## FRAGMENTO APORTADO
::::
De todo lo que le dije en esa carta, quiero destacar algo que muchas veces pensé, que escribió Castagnino y que me tocó constatar personalmente. Paso a extractar pasajes de esa nota:
“En algún congreso médico nacional se dijo alguna vez que si Jörg viviera en algún oculto pueblo montañés de Suiza o de Alemania, recibiría la peregrinación constante de argentinos interesados en recibir sus enseñanzas y gozar de su claridad de juicio y riquísima experiencia. En realidad es al revés, a su modesta residencia en Mar del Plata lo visitan científicos extranjeros y recibe una bolsa diaria de correspondencia que proviene del país y del exterior. Es más que razonable pensar que diferente posición ocuparía Jörg en otros países que le asegurarían respeto, reconocimiento y facilidades para seguir pensando y produciendo sabiduría...”.
::::
## DATOS REGISTRADOS
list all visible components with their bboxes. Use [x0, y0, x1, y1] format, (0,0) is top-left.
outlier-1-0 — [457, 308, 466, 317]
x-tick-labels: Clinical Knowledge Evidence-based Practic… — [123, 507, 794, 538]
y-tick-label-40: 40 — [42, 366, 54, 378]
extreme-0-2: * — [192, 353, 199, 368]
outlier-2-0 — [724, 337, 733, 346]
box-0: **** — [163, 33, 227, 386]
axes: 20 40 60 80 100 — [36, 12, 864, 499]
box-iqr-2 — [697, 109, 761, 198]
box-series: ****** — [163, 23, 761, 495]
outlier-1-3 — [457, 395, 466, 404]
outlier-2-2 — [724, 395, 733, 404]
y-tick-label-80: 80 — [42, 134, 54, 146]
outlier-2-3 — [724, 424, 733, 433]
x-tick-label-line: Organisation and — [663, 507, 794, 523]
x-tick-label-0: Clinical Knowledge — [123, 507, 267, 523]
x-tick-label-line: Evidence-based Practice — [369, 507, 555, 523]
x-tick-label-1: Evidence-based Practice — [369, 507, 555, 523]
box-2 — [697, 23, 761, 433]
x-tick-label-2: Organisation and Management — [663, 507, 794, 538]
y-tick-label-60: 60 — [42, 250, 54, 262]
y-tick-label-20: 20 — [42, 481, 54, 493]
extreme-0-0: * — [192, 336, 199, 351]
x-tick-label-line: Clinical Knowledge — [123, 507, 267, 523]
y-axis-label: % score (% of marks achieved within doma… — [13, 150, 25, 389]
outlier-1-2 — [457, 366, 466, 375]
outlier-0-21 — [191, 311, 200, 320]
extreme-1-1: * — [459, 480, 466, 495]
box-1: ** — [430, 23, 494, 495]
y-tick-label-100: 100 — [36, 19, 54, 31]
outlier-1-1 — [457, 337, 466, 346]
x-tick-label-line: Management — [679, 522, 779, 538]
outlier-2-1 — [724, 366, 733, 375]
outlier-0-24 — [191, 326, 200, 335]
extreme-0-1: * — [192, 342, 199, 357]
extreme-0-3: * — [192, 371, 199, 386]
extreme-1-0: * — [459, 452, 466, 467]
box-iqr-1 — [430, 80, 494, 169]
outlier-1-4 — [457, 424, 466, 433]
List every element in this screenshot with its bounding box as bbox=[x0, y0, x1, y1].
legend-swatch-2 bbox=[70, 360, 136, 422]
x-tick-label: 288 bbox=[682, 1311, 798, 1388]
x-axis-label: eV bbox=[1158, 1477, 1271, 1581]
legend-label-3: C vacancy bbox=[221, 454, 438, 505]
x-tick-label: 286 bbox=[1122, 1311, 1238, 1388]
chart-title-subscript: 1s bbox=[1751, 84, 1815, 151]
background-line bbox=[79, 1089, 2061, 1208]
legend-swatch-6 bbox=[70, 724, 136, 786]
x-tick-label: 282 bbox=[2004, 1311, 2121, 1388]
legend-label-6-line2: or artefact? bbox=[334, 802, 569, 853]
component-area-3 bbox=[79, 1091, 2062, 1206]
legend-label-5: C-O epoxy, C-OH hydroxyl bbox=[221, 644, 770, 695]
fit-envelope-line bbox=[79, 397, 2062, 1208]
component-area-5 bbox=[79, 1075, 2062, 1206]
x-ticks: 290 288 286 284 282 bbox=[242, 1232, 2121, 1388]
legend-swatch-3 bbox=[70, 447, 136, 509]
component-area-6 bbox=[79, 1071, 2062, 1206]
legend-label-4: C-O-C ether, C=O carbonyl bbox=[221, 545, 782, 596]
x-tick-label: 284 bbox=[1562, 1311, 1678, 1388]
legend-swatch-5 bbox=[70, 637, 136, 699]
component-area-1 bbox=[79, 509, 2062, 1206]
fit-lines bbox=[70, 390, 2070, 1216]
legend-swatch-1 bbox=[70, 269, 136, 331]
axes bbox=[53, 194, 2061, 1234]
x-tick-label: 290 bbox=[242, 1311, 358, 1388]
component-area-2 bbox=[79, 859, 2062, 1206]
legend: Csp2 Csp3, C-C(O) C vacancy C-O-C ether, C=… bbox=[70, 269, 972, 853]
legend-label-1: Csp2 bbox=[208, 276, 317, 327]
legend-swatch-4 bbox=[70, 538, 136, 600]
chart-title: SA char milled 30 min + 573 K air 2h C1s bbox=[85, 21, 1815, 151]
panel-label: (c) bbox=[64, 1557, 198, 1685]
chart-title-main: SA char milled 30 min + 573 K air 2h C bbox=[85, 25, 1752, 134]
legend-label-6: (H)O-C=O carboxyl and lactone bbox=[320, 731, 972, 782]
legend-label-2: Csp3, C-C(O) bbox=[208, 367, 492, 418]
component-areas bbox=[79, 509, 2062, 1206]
::::
## TAREAS
- A) Indica si cada afirmación coincide con el fragmento, respondiendo sí o no y citando las palabras que lo deciden:
(i) Jörg vive en un pueblo escondido en las montañas de Suiza.
(ii) Las cartas que recibe Jörg llegan solo desde Argentina.
(iii) La nota de la que se sacan los pasajes la escribió Castagnino.
- B) Responde a estas preguntas según el fragmento:
(i) ¿Dónde se dijo que los argentinos irían en peregrinación a ver a Jörg?
(ii) ¿Cada cuánto recibe Jörg una bolsa de correspondencia?
(iii) ¿Quiénes lo visitan en Mar del Plata?
- C) Según el fragmento, ¿por qué "es al revés" de lo que se dijo en aquel congreso? Responde en una a tres oraciones.

## RESULTADOS DEL EJERCICIO
- A)
(i) No: "a su modesta residencia en Mar del Plata lo visitan científicos extranjeros".
(ii) No: "proviene del país y del exterior".
(iii) Sí: "que escribió Castagnino".

- B)
(i) En algún congreso médico nacional.
(ii) Todos los días.
(iii) Científicos extranjeros.

- C) En el congreso se dijo que, si Jörg viviera en un pueblo de Suiza o de Alemania, los argentinos irían a verlo. En realidad él vive en Mar del Plata, y son científicos extranjeros quienes lo visitan. Además, recibe cartas del país y del exterior.